◆ Exercise description: The records below are to be restated word for word, with their images omitted.

(Transcribed document page entries)
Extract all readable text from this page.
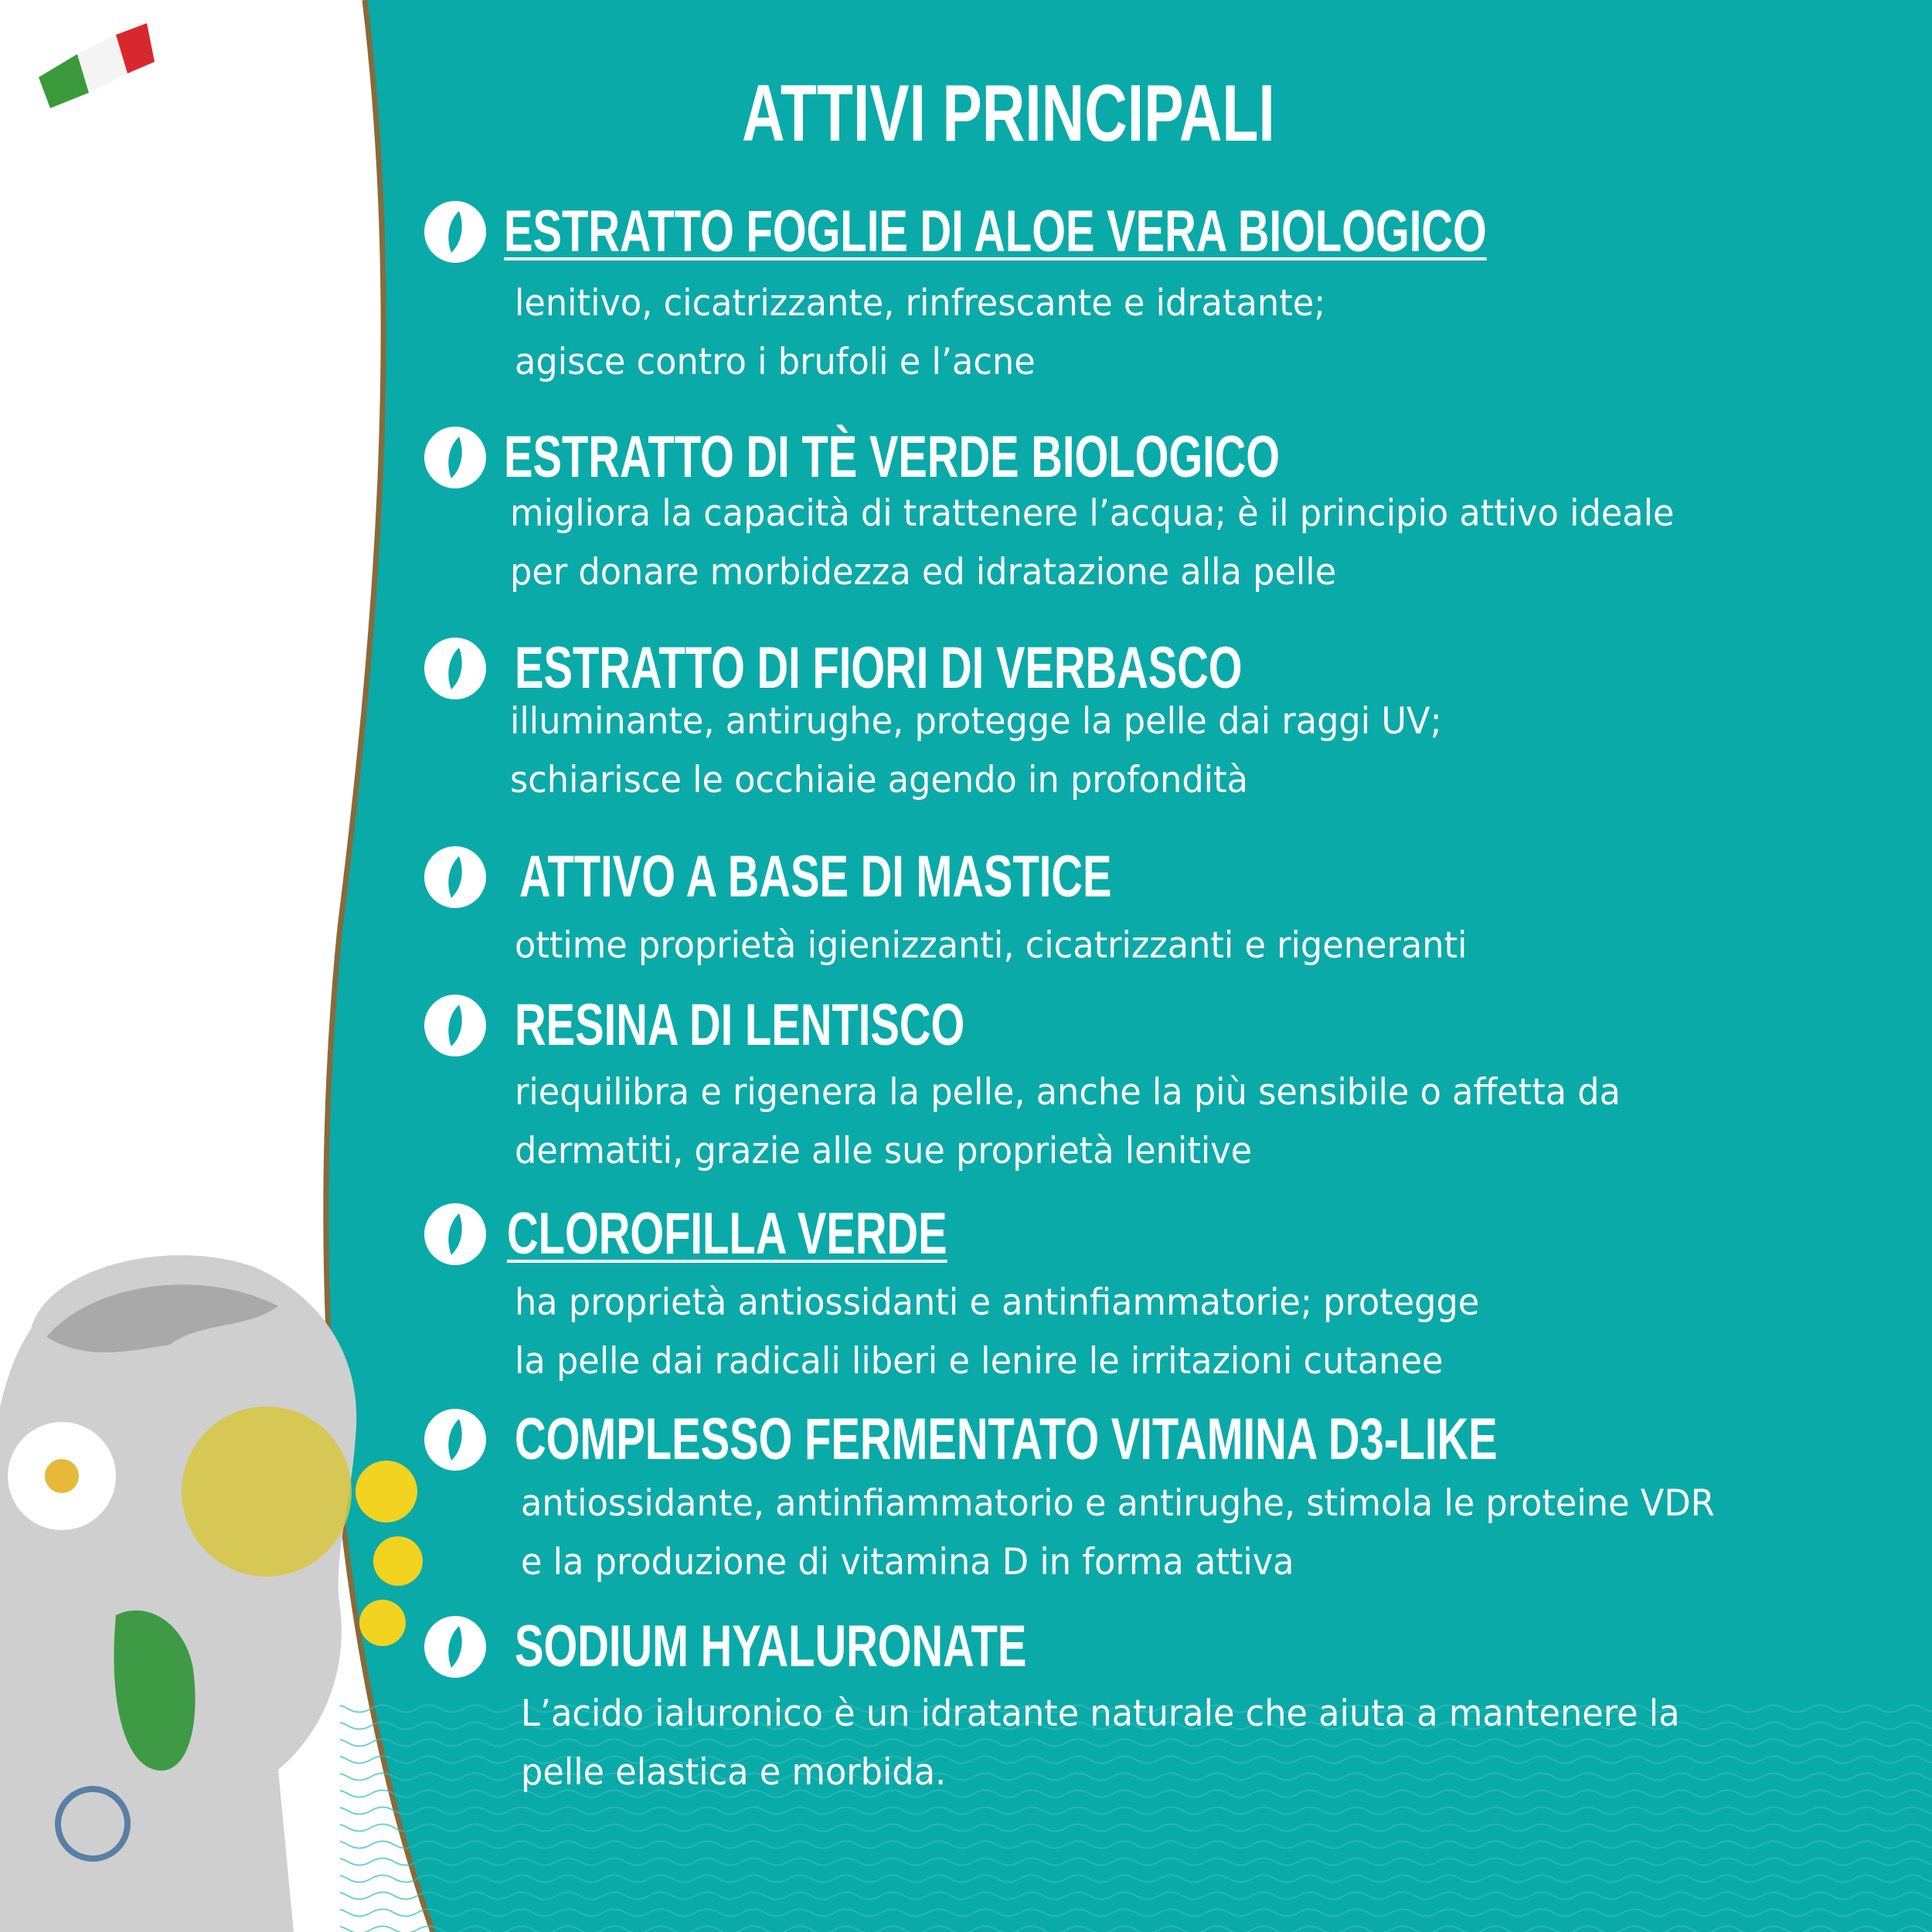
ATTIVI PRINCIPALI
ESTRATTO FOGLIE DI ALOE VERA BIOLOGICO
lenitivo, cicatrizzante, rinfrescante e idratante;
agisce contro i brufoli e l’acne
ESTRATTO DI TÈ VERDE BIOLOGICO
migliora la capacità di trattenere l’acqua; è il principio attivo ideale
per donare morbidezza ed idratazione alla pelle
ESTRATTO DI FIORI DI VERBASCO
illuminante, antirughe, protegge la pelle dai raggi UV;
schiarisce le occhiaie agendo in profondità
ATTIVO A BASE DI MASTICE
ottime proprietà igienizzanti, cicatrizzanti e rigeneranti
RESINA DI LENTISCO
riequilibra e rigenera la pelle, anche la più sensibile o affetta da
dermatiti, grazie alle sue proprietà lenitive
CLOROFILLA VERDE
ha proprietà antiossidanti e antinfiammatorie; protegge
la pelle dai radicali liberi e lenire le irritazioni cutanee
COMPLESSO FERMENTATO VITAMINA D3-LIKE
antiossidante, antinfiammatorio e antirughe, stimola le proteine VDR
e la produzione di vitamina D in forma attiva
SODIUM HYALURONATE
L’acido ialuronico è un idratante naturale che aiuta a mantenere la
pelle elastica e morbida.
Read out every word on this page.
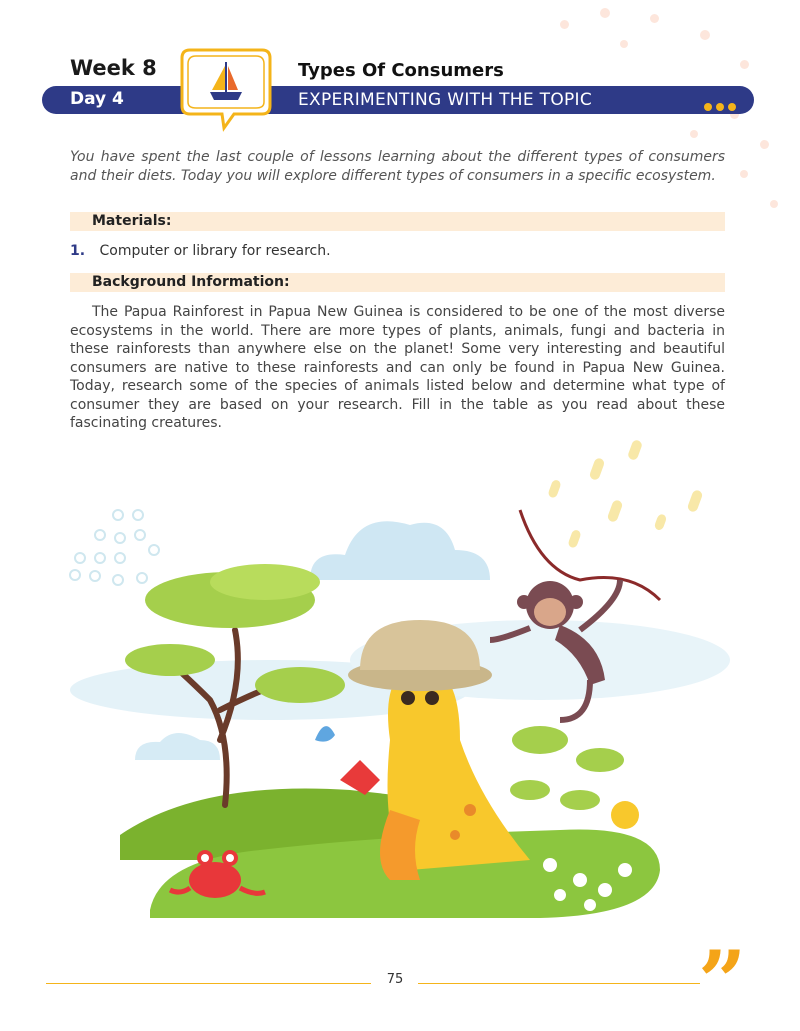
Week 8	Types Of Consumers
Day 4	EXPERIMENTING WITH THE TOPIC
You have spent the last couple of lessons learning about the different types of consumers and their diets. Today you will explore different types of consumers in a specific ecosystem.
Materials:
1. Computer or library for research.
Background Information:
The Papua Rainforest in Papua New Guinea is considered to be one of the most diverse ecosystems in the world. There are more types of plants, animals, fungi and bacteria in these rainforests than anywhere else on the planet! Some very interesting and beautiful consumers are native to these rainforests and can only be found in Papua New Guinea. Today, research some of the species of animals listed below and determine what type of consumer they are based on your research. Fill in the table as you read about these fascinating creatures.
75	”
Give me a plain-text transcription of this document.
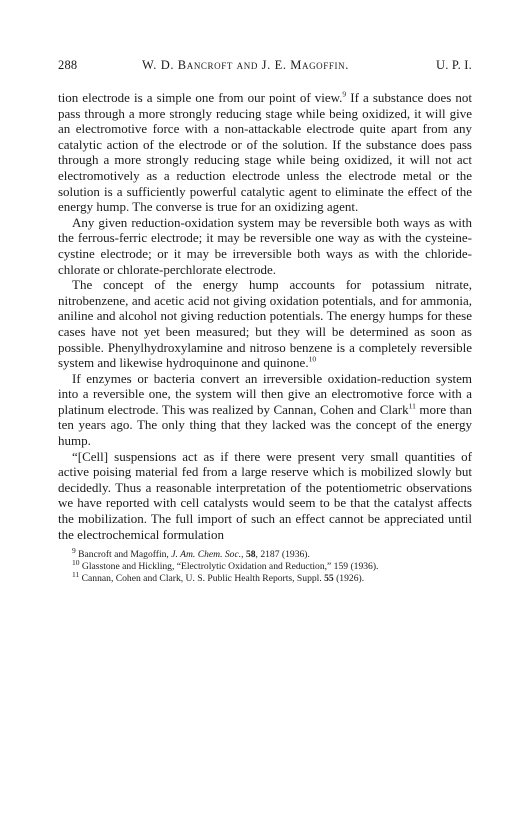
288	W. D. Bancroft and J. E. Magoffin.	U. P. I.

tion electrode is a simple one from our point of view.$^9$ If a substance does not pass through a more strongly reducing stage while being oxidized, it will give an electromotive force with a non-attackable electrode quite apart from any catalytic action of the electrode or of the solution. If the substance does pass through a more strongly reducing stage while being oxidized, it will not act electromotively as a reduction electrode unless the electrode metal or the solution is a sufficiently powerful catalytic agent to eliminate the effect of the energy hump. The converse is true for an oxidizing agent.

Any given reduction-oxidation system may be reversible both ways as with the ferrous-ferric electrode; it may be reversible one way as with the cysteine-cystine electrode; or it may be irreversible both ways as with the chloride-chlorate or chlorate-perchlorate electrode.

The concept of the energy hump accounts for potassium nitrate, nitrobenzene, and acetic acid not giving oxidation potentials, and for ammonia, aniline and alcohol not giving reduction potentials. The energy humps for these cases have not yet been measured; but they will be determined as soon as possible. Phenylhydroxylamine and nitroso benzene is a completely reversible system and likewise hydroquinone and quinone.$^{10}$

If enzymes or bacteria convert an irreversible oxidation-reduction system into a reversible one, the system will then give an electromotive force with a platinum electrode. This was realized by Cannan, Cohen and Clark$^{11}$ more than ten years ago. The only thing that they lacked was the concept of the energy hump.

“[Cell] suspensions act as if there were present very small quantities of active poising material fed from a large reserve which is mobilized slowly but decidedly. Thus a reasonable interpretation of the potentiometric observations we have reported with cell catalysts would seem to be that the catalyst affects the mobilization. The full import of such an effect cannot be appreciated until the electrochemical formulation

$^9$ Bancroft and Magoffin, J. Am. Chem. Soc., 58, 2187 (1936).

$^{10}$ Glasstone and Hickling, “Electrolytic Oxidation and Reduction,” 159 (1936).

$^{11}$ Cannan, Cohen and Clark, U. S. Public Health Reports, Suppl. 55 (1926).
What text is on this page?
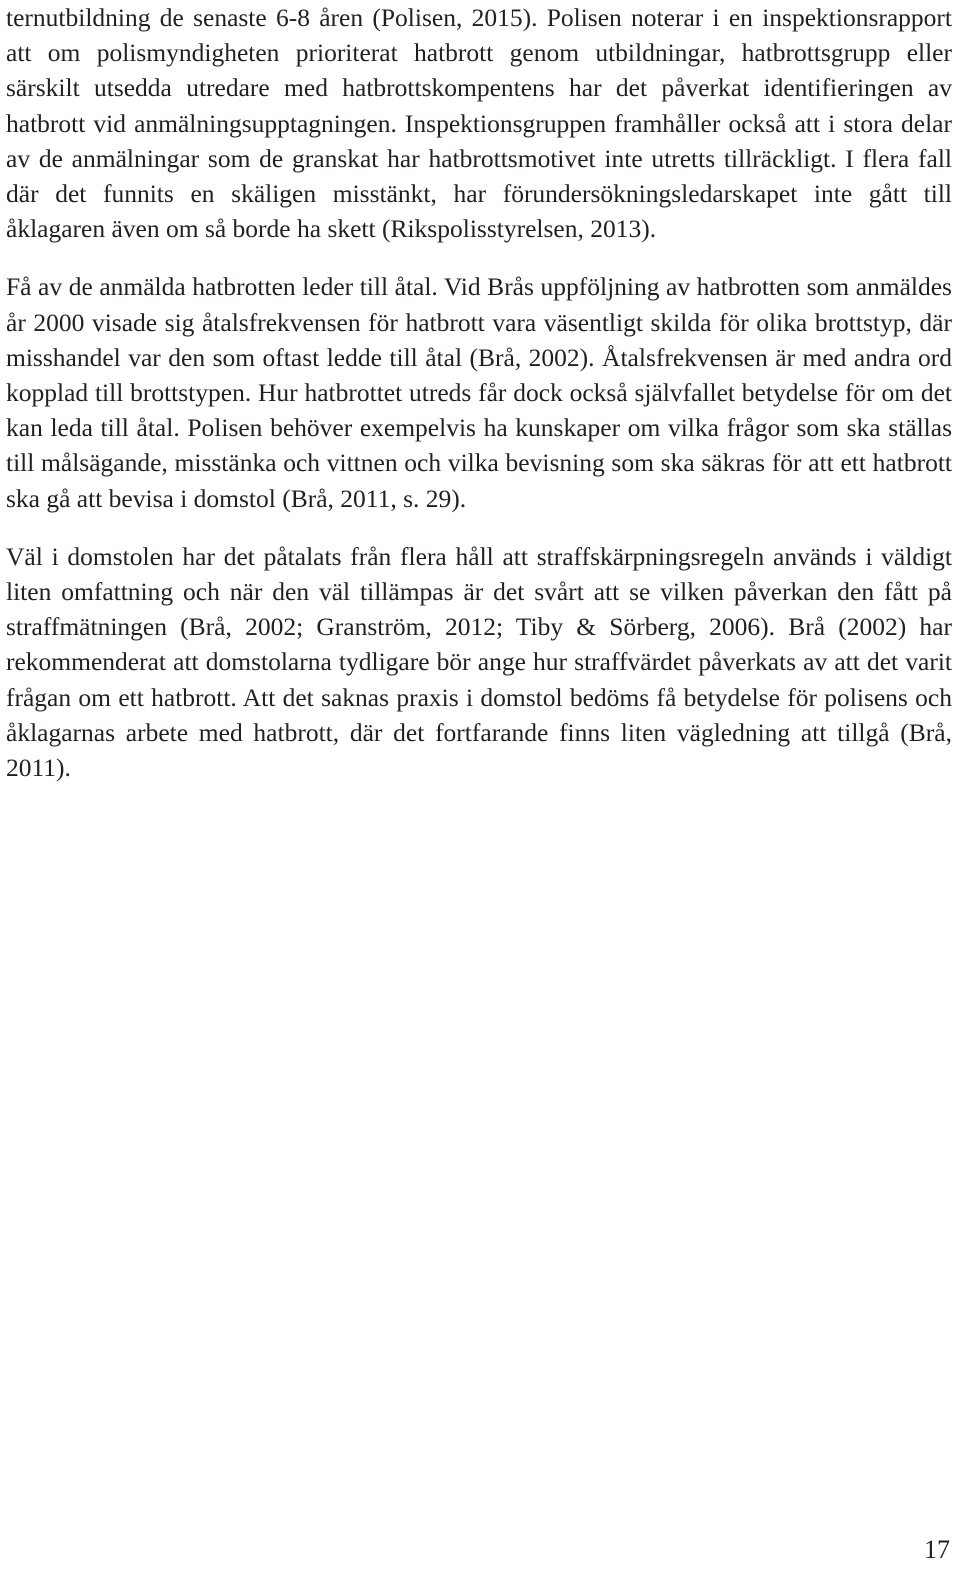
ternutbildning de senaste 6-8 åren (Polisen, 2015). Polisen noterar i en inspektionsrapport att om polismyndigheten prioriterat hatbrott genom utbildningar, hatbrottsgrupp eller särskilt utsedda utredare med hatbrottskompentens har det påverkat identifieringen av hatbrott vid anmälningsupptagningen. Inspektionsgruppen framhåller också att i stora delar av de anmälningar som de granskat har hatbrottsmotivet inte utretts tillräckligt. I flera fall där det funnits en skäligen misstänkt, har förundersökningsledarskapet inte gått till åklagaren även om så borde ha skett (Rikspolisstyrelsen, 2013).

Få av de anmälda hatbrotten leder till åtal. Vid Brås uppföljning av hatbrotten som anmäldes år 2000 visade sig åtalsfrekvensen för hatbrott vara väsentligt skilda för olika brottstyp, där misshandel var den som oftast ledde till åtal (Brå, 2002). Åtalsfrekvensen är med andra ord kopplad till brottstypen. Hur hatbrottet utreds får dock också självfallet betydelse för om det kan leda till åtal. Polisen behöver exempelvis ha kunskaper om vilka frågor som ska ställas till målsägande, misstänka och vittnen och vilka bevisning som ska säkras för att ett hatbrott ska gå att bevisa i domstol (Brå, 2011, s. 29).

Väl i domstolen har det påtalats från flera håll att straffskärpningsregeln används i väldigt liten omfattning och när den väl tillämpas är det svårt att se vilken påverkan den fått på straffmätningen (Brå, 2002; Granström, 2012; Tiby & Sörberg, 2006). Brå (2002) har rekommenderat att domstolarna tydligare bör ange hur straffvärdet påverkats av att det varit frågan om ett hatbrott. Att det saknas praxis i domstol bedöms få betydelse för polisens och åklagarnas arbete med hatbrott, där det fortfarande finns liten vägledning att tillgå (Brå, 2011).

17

◆ Exercise solution:
Extract all readable text from this page.
ATTIVI PRINCIPALI
ESTRATTO FOGLIE DI ALOE VERA BIOLOGICO
lenitivo, cicatrizzante, rinfrescante e idratante;
agisce contro i brufoli e l’acne
ESTRATTO DI TÈ VERDE BIOLOGICO
migliora la capacità di trattenere l’acqua; è il principio attivo ideale
per donare morbidezza ed idratazione alla pelle
ESTRATTO DI FIORI DI VERBASCO
illuminante, antirughe, protegge la pelle dai raggi UV;
schiarisce le occhiaie agendo in profondità
ATTIVO A BASE DI MASTICE
ottime proprietà igienizzanti, cicatrizzanti e rigeneranti
RESINA DI LENTISCO
riequilibra e rigenera la pelle, anche la più sensibile o affetta da
dermatiti, grazie alle sue proprietà lenitive
CLOROFILLA VERDE
ha proprietà antiossidanti e antinfiammatorie; protegge
la pelle dai radicali liberi e lenire le irritazioni cutanee
COMPLESSO FERMENTATO VITAMINA D3-LIKE
antiossidante, antinfiammatorio e antirughe, stimola le proteine VDR
e la produzione di vitamina D in forma attiva
SODIUM HYALURONATE
L’acido ialuronico è un idratante naturale che aiuta a mantenere la
pelle elastica e morbida.
Read out every word on this page.
Week 8	Types Of Consumers
Day 4	EXPERIMENTING WITH THE TOPIC
You have spent the last couple of lessons learning about the different types of consumers and their diets. Today you will explore different types of consumers in a specific ecosystem.
Materials:
1. Computer or library for research.
Background Information:
The Papua Rainforest in Papua New Guinea is considered to be one of the most diverse ecosystems in the world. There are more types of plants, animals, fungi and bacteria in these rainforests than anywhere else on the planet! Some very interesting and beautiful consumers are native to these rainforests and can only be found in Papua New Guinea. Today, research some of the species of animals listed below and determine what type of consumer they are based on your research. Fill in the table as you read about these fascinating creatures.
75	”
Give me a plain-text transcription of this document.
288	W. D. Bancroft and J. E. Magoffin.	U. P. I.

tion electrode is a simple one from our point of view.$^9$ If a substance does not pass through a more strongly reducing stage while being oxidized, it will give an electromotive force with a non-attackable electrode quite apart from any catalytic action of the electrode or of the solution. If the substance does pass through a more strongly reducing stage while being oxidized, it will not act electromotively as a reduction electrode unless the electrode metal or the solution is a sufficiently powerful catalytic agent to eliminate the effect of the energy hump. The converse is true for an oxidizing agent.

Any given reduction-oxidation system may be reversible both ways as with the ferrous-ferric electrode; it may be reversible one way as with the cysteine-cystine electrode; or it may be irreversible both ways as with the chloride-chlorate or chlorate-perchlorate electrode.

The concept of the energy hump accounts for potassium nitrate, nitrobenzene, and acetic acid not giving oxidation potentials, and for ammonia, aniline and alcohol not giving reduction potentials. The energy humps for these cases have not yet been measured; but they will be determined as soon as possible. Phenylhydroxylamine and nitroso benzene is a completely reversible system and likewise hydroquinone and quinone.$^{10}$

If enzymes or bacteria convert an irreversible oxidation-reduction system into a reversible one, the system will then give an electromotive force with a platinum electrode. This was realized by Cannan, Cohen and Clark$^{11}$ more than ten years ago. The only thing that they lacked was the concept of the energy hump.

“[Cell] suspensions act as if there were present very small quantities of active poising material fed from a large reserve which is mobilized slowly but decidedly. Thus a reasonable interpretation of the potentiometric observations we have reported with cell catalysts would seem to be that the catalyst affects the mobilization. The full import of such an effect cannot be appreciated until the electrochemical formulation

$^9$ Bancroft and Magoffin, J. Am. Chem. Soc., 58, 2187 (1936).

$^{10}$ Glasstone and Hickling, “Electrolytic Oxidation and Reduction,” 159 (1936).

$^{11}$ Cannan, Cohen and Clark, U. S. Public Health Reports, Suppl. 55 (1926).
What text is on this page?
ternutbildning de senaste 6-8 åren (Polisen, 2015). Polisen noterar i en inspektionsrapport att om polismyndigheten prioriterat hatbrott genom utbildningar, hatbrottsgrupp eller särskilt utsedda utredare med hatbrottskompentens har det påverkat identifieringen av hatbrott vid anmälningsupptagningen. Inspektionsgruppen framhåller också att i stora delar av de anmälningar som de granskat har hatbrottsmotivet inte utretts tillräckligt. I flera fall där det funnits en skäligen misstänkt, har förundersökningsledarskapet inte gått till åklagaren även om så borde ha skett (Rikspolisstyrelsen, 2013).

Få av de anmälda hatbrotten leder till åtal. Vid Brås uppföljning av hatbrotten som anmäldes år 2000 visade sig åtalsfrekvensen för hatbrott vara väsentligt skilda för olika brottstyp, där misshandel var den som oftast ledde till åtal (Brå, 2002). Åtalsfrekvensen är med andra ord kopplad till brottstypen. Hur hatbrottet utreds får dock också självfallet betydelse för om det kan leda till åtal. Polisen behöver exempelvis ha kunskaper om vilka frågor som ska ställas till målsägande, misstänka och vittnen och vilka bevisning som ska säkras för att ett hatbrott ska gå att bevisa i domstol (Brå, 2011, s. 29).

Väl i domstolen har det påtalats från flera håll att straffskärpningsregeln används i väldigt liten omfattning och när den väl tillämpas är det svårt att se vilken påverkan den fått på straffmätningen (Brå, 2002; Granström, 2012; Tiby & Sörberg, 2006). Brå (2002) har rekommenderat att domstolarna tydligare bör ange hur straffvärdet påverkats av att det varit frågan om ett hatbrott. Att det saknas praxis i domstol bedöms få betydelse för polisens och åklagarnas arbete med hatbrott, där det fortfarande finns liten vägledning att tillgå (Brå, 2011).

17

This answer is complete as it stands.